**TASK INSTRUCTIONS:**
Reproduce every record below exactly as written, but leave out any pictures.
┌──
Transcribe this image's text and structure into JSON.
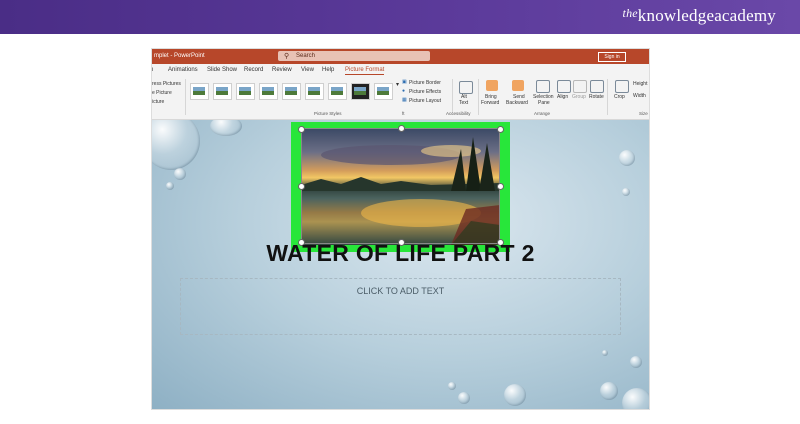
{
  "banner": {
    "brand_prefix": "the",
    "brand_name": "knowledgeacademy",
    "color": "#5b3a9a"
  },
  "window": {
    "app_title": "mplet - PowerPoint",
    "search_placeholder": "Search",
    "sign_in_label": "Sign in",
    "accent": "#b7472a"
  },
  "tabs": [
    "n",
    "Animations",
    "Slide Show",
    "Record",
    "Review",
    "View",
    "Help",
    "Picture Format"
  ],
  "active_tab": "Picture Format",
  "ribbon": {
    "left_items": [
      "ress Pictures",
      "e Picture",
      "icture"
    ],
    "picture_styles_label": "Picture Styles",
    "picture_border": "Picture Border",
    "picture_effects": "Picture Effects",
    "picture_layout": "Picture Layout",
    "styles_group_mark": "ft",
    "alt_text_1": "Alt",
    "alt_text_2": "Text",
    "accessibility_label": "Accessibility",
    "bring_forward_1": "Bring",
    "bring_forward_2": "Forward",
    "send_backward_1": "Send",
    "send_backward_2": "Backward",
    "selection_pane_1": "Selection",
    "selection_pane_2": "Pane",
    "align": "Align",
    "group": "Group",
    "rotate": "Rotate",
    "arrange_label": "Arrange",
    "crop": "Crop",
    "height": "Height",
    "width": "Width",
    "size_label": "Size"
  },
  "slide": {
    "title": "WATER OF LIFE PART 2",
    "placeholder": "CLICK TO ADD TEXT",
    "selection_color": "#28e63a"
  }
}
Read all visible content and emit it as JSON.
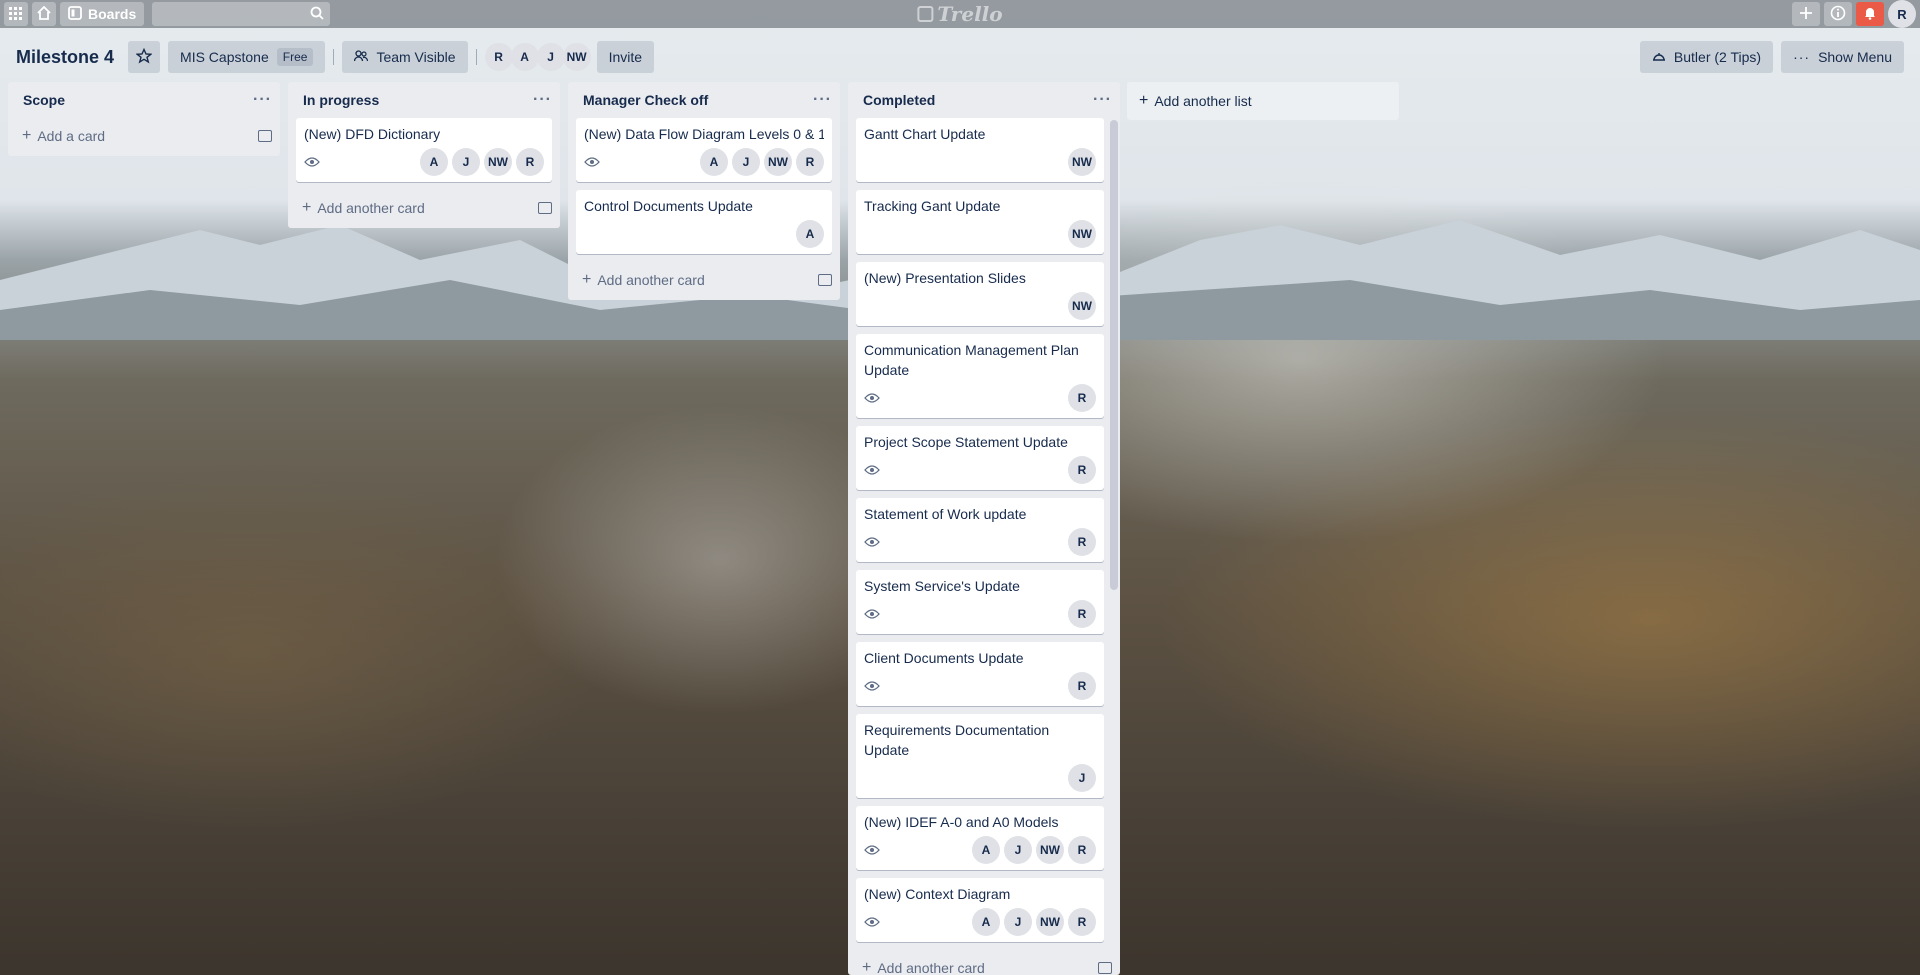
{
  "topbar": {
    "boards_label": "Boards",
    "logo_text": "Trello",
    "user_initial": "R",
    "icons": [
      "apps-grid-icon",
      "home-icon",
      "board-icon",
      "search-icon",
      "plus-icon",
      "info-icon",
      "bell-icon"
    ]
  },
  "board": {
    "title": "Milestone 4",
    "team_name": "MIS Capstone",
    "team_badge": "Free",
    "visibility": "Team Visible",
    "members": [
      "R",
      "A",
      "J",
      "NW"
    ],
    "invite_label": "Invite",
    "butler_label": "Butler (2 Tips)",
    "show_menu_label": "Show Menu",
    "add_list_label": "Add another list"
  },
  "lists": [
    {
      "title": "Scope",
      "add_label": "Add a card",
      "cards": []
    },
    {
      "title": "In progress",
      "add_label": "Add another card",
      "cards": [
        {
          "title": "(New) DFD Dictionary",
          "watched": true,
          "members": [
            "A",
            "J",
            "NW",
            "R"
          ]
        }
      ]
    },
    {
      "title": "Manager Check off",
      "add_label": "Add another card",
      "cards": [
        {
          "title": "(New) Data Flow Diagram Levels 0 & 1,",
          "watched": true,
          "members": [
            "A",
            "J",
            "NW",
            "R"
          ]
        },
        {
          "title": "Control Documents Update",
          "watched": false,
          "members": [
            "A"
          ]
        }
      ]
    },
    {
      "title": "Completed",
      "add_label": "Add another card",
      "cards": [
        {
          "title": "Gantt Chart Update",
          "watched": false,
          "members": [
            "NW"
          ]
        },
        {
          "title": "Tracking Gant Update",
          "watched": false,
          "members": [
            "NW"
          ]
        },
        {
          "title": "(New) Presentation Slides",
          "watched": false,
          "members": [
            "NW"
          ]
        },
        {
          "title": "Communication Management Plan Update",
          "watched": true,
          "members": [
            "R"
          ]
        },
        {
          "title": "Project Scope Statement Update",
          "watched": true,
          "members": [
            "R"
          ]
        },
        {
          "title": "Statement of Work update",
          "watched": true,
          "members": [
            "R"
          ]
        },
        {
          "title": "System Service's Update",
          "watched": true,
          "members": [
            "R"
          ]
        },
        {
          "title": "Client Documents Update",
          "watched": true,
          "members": [
            "R"
          ]
        },
        {
          "title": "Requirements Documentation Update",
          "watched": false,
          "members": [
            "J"
          ]
        },
        {
          "title": "(New) IDEF A-0 and A0 Models",
          "watched": true,
          "members": [
            "A",
            "J",
            "NW",
            "R"
          ]
        },
        {
          "title": "(New) Context Diagram",
          "watched": true,
          "members": [
            "A",
            "J",
            "NW",
            "R"
          ]
        }
      ]
    }
  ]
}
└──
**TASK ANSWER:**
Transcribe this image's text and structure into JSON.
{
  "banner": {
    "brand_prefix": "the",
    "brand_name": "knowledgeacademy",
    "color": "#5b3a9a"
  },
  "window": {
    "app_title": "mplet - PowerPoint",
    "search_placeholder": "Search",
    "sign_in_label": "Sign in",
    "accent": "#b7472a"
  },
  "tabs": [
    "n",
    "Animations",
    "Slide Show",
    "Record",
    "Review",
    "View",
    "Help",
    "Picture Format"
  ],
  "active_tab": "Picture Format",
  "ribbon": {
    "left_items": [
      "ress Pictures",
      "e Picture",
      "icture"
    ],
    "picture_styles_label": "Picture Styles",
    "picture_border": "Picture Border",
    "picture_effects": "Picture Effects",
    "picture_layout": "Picture Layout",
    "styles_group_mark": "ft",
    "alt_text_1": "Alt",
    "alt_text_2": "Text",
    "accessibility_label": "Accessibility",
    "bring_forward_1": "Bring",
    "bring_forward_2": "Forward",
    "send_backward_1": "Send",
    "send_backward_2": "Backward",
    "selection_pane_1": "Selection",
    "selection_pane_2": "Pane",
    "align": "Align",
    "group": "Group",
    "rotate": "Rotate",
    "arrange_label": "Arrange",
    "crop": "Crop",
    "height": "Height",
    "width": "Width",
    "size_label": "Size"
  },
  "slide": {
    "title": "WATER OF LIFE PART 2",
    "placeholder": "CLICK TO ADD TEXT",
    "selection_color": "#28e63a"
  }
}
Read all visible content and emit it as JSON.
{
  "topbar": {
    "boards_label": "Boards",
    "logo_text": "Trello",
    "user_initial": "R",
    "icons": [
      "apps-grid-icon",
      "home-icon",
      "board-icon",
      "search-icon",
      "plus-icon",
      "info-icon",
      "bell-icon"
    ]
  },
  "board": {
    "title": "Milestone 4",
    "team_name": "MIS Capstone",
    "team_badge": "Free",
    "visibility": "Team Visible",
    "members": [
      "R",
      "A",
      "J",
      "NW"
    ],
    "invite_label": "Invite",
    "butler_label": "Butler (2 Tips)",
    "show_menu_label": "Show Menu",
    "add_list_label": "Add another list"
  },
  "lists": [
    {
      "title": "Scope",
      "add_label": "Add a card",
      "cards": []
    },
    {
      "title": "In progress",
      "add_label": "Add another card",
      "cards": [
        {
          "title": "(New) DFD Dictionary",
          "watched": true,
          "members": [
            "A",
            "J",
            "NW",
            "R"
          ]
        }
      ]
    },
    {
      "title": "Manager Check off",
      "add_label": "Add another card",
      "cards": [
        {
          "title": "(New) Data Flow Diagram Levels 0 & 1,",
          "watched": true,
          "members": [
            "A",
            "J",
            "NW",
            "R"
          ]
        },
        {
          "title": "Control Documents Update",
          "watched": false,
          "members": [
            "A"
          ]
        }
      ]
    },
    {
      "title": "Completed",
      "add_label": "Add another card",
      "cards": [
        {
          "title": "Gantt Chart Update",
          "watched": false,
          "members": [
            "NW"
          ]
        },
        {
          "title": "Tracking Gant Update",
          "watched": false,
          "members": [
            "NW"
          ]
        },
        {
          "title": "(New) Presentation Slides",
          "watched": false,
          "members": [
            "NW"
          ]
        },
        {
          "title": "Communication Management Plan Update",
          "watched": true,
          "members": [
            "R"
          ]
        },
        {
          "title": "Project Scope Statement Update",
          "watched": true,
          "members": [
            "R"
          ]
        },
        {
          "title": "Statement of Work update",
          "watched": true,
          "members": [
            "R"
          ]
        },
        {
          "title": "System Service's Update",
          "watched": true,
          "members": [
            "R"
          ]
        },
        {
          "title": "Client Documents Update",
          "watched": true,
          "members": [
            "R"
          ]
        },
        {
          "title": "Requirements Documentation Update",
          "watched": false,
          "members": [
            "J"
          ]
        },
        {
          "title": "(New) IDEF A-0 and A0 Models",
          "watched": true,
          "members": [
            "A",
            "J",
            "NW",
            "R"
          ]
        },
        {
          "title": "(New) Context Diagram",
          "watched": true,
          "members": [
            "A",
            "J",
            "NW",
            "R"
          ]
        }
      ]
    }
  ]
}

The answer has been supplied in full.